#### Supplied material
---

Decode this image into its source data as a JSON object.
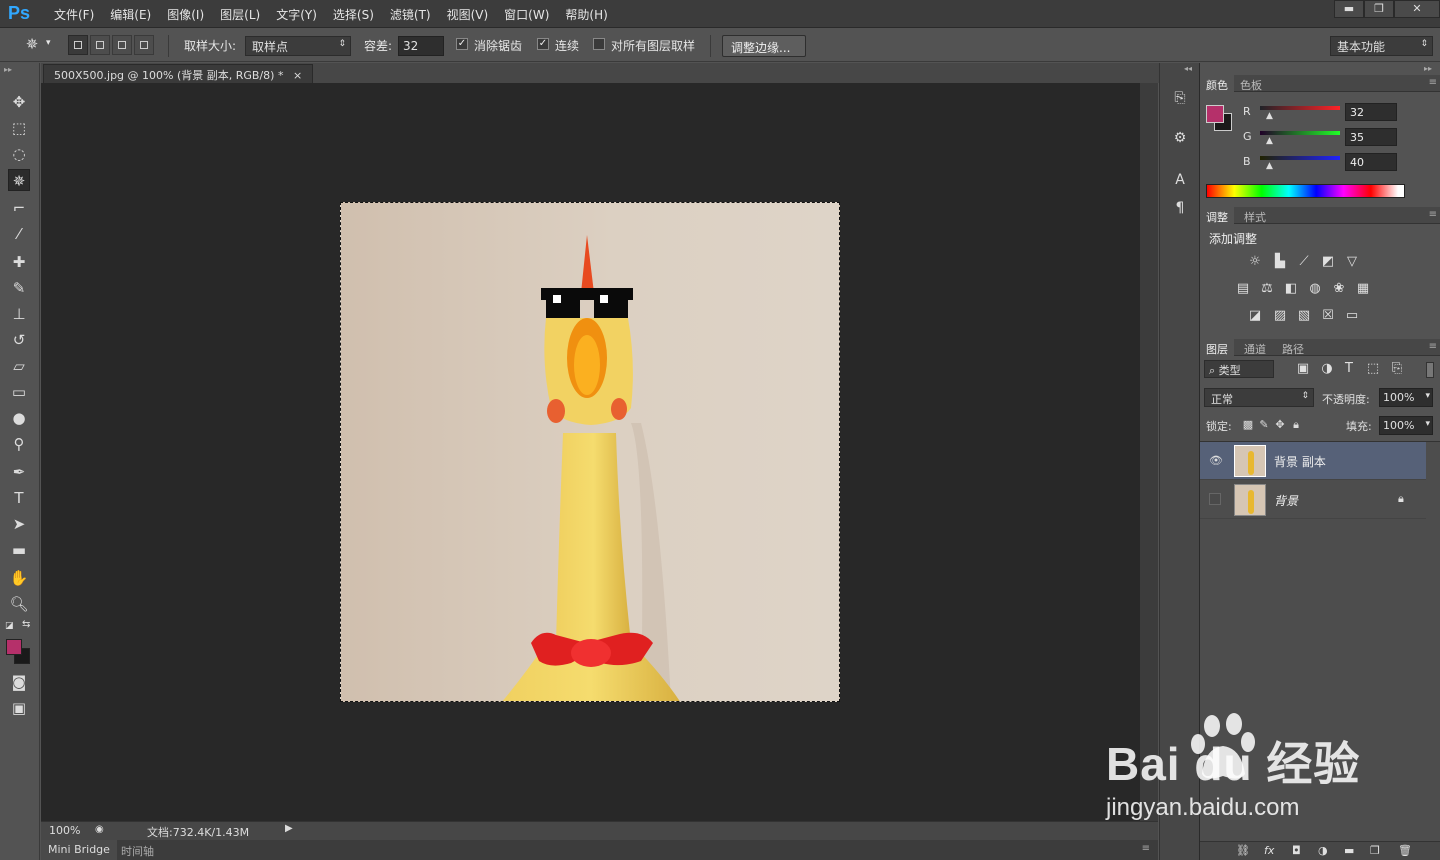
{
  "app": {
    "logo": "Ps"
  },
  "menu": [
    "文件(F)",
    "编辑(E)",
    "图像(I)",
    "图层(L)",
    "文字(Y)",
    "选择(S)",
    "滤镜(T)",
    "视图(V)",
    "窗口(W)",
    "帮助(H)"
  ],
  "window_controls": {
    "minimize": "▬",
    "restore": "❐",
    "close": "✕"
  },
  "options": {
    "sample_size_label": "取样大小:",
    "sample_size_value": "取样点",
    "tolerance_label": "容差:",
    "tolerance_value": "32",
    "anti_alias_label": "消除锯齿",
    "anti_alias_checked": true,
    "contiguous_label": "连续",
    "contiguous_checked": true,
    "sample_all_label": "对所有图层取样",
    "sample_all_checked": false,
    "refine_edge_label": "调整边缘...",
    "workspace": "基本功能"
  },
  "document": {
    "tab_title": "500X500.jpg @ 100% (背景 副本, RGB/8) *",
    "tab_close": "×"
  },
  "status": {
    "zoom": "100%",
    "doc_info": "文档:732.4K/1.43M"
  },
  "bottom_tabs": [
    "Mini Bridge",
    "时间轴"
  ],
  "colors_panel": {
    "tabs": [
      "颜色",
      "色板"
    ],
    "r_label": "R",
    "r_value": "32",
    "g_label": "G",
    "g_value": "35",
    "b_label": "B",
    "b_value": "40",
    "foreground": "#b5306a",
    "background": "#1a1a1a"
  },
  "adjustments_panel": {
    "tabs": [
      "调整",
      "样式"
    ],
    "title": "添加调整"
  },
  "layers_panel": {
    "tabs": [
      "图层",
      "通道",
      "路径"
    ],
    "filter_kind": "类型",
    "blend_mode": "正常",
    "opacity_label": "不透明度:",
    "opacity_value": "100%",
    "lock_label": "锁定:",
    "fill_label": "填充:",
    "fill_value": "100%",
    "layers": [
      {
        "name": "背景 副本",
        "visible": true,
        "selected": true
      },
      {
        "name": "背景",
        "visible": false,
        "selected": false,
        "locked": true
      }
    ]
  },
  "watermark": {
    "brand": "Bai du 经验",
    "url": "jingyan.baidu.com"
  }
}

---

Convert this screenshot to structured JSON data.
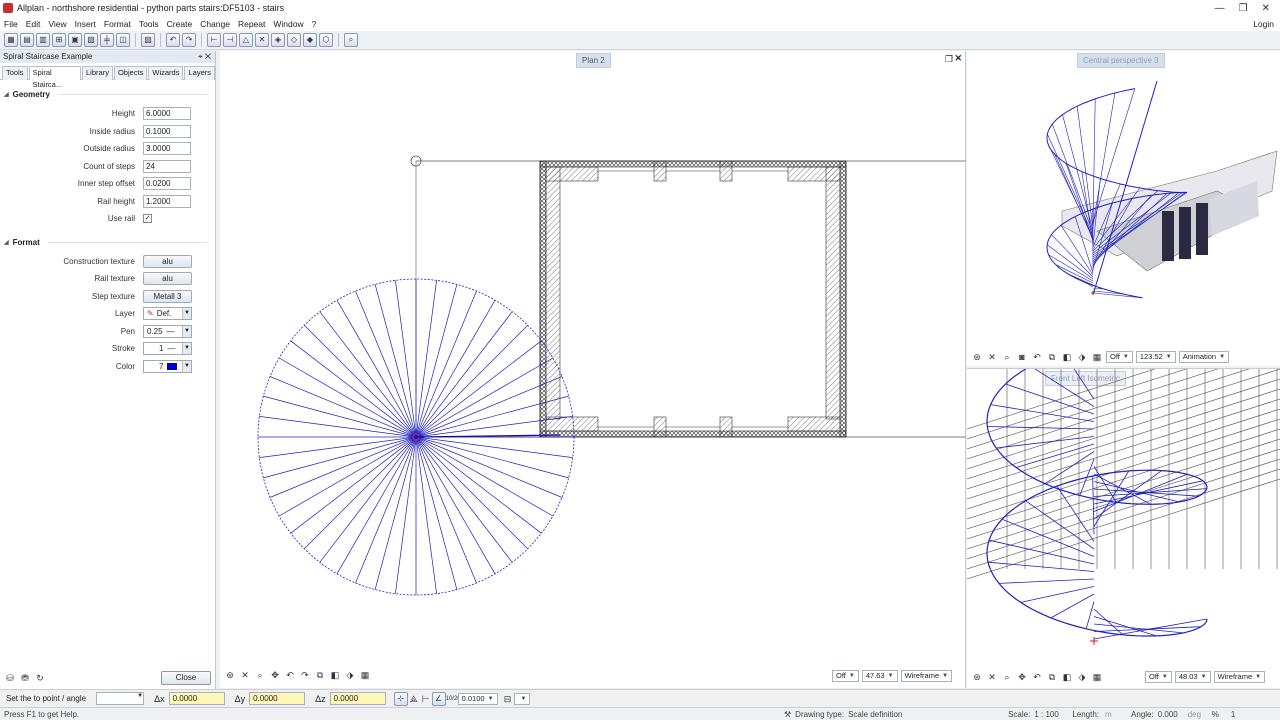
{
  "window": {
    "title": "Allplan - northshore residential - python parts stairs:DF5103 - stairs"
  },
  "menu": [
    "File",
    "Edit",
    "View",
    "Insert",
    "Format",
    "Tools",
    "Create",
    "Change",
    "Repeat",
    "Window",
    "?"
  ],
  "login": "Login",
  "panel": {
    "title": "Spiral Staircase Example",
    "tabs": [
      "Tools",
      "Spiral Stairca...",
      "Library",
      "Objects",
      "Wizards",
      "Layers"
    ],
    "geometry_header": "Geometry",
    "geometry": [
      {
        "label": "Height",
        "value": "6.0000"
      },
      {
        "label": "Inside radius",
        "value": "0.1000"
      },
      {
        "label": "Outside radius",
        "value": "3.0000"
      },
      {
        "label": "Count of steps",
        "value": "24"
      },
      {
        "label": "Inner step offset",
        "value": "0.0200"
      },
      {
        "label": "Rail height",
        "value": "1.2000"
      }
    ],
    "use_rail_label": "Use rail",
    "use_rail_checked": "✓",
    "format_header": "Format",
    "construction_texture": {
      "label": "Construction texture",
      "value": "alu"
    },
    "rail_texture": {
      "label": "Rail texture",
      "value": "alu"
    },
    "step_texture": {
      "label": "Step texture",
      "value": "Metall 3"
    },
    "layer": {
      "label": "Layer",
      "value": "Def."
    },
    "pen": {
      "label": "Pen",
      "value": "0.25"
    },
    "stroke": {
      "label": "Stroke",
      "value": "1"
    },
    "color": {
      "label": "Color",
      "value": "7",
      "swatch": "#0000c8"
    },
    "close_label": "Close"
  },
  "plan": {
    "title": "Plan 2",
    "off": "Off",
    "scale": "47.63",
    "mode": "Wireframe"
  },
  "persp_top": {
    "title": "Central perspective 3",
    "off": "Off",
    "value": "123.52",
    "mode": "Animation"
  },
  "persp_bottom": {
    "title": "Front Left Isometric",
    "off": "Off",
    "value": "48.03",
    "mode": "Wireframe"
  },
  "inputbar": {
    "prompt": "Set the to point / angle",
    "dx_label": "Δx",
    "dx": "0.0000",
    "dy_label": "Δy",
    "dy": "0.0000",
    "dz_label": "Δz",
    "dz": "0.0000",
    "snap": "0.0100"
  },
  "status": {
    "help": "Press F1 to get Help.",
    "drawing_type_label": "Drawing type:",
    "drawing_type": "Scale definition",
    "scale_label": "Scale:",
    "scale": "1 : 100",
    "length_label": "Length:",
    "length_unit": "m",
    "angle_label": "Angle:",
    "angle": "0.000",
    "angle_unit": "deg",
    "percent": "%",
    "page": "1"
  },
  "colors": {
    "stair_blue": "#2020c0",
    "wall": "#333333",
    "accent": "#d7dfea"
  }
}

---

#### Job
In how many lines of the data does the string "false" appear? Give only the number.

#### The solution
3